## [Exercise]
Your answer must consist solely of the number of lines that contain the word "fitting".
— start Supplied records —
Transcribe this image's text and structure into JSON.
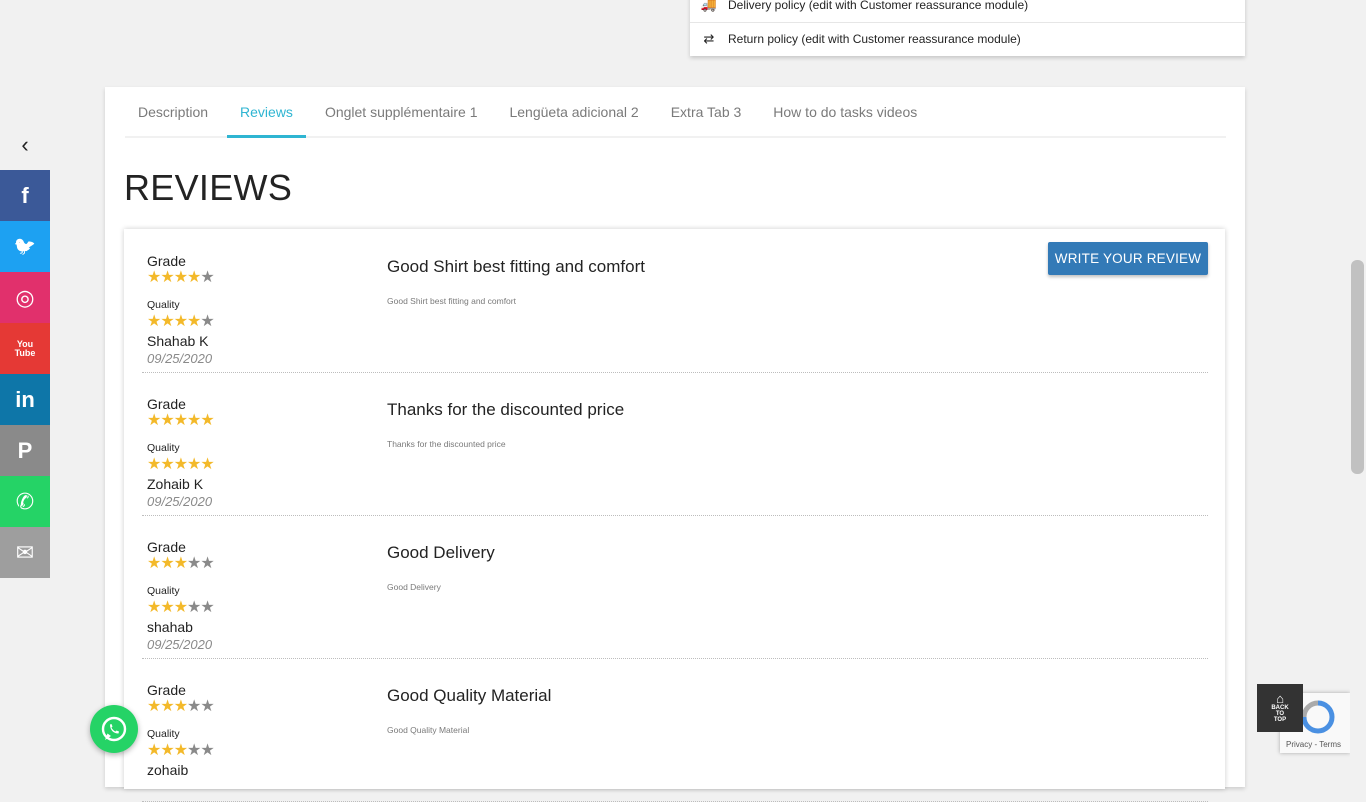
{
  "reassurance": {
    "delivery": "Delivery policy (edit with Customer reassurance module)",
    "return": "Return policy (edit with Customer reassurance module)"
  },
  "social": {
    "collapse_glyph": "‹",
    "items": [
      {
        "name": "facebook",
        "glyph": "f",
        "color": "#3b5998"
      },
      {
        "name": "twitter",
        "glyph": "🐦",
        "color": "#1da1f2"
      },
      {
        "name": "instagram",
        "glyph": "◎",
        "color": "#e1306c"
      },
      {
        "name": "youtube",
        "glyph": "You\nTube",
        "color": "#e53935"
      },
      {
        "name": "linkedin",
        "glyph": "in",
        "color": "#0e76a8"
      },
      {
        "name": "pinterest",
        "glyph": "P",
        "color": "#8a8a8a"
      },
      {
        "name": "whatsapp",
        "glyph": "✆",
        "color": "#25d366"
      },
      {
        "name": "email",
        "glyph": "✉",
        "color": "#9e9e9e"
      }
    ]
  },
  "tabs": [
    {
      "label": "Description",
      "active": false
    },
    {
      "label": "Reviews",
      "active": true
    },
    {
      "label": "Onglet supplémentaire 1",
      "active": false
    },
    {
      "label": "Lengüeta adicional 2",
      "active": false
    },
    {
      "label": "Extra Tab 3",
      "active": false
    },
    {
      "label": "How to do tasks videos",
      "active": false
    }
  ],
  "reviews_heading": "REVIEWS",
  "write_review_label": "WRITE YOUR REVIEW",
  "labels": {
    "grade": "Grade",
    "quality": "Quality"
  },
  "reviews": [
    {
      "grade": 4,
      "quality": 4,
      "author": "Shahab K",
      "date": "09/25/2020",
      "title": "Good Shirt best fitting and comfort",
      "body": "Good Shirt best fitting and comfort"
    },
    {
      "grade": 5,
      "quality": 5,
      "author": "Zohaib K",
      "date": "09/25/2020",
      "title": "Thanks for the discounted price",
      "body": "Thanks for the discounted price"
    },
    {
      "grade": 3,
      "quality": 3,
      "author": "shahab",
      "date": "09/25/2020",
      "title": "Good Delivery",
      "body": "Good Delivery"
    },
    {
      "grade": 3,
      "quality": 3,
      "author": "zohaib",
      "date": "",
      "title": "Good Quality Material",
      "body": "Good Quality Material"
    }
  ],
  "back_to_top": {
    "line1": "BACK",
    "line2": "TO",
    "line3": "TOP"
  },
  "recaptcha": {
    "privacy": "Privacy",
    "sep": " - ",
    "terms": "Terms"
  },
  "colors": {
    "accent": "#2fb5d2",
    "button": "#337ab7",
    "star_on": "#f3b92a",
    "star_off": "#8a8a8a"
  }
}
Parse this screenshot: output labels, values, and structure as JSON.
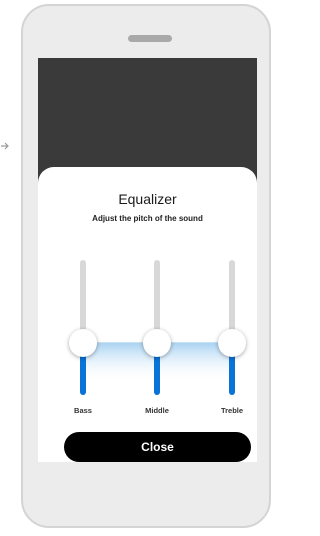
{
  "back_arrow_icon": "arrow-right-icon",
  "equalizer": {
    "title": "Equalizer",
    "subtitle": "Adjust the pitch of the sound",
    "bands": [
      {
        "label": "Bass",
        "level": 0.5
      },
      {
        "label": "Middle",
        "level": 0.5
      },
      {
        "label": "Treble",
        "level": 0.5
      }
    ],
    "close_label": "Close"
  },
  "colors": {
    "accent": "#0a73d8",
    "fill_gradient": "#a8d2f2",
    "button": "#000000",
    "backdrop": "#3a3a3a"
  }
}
— end Supplied records —
## [Task solution]
2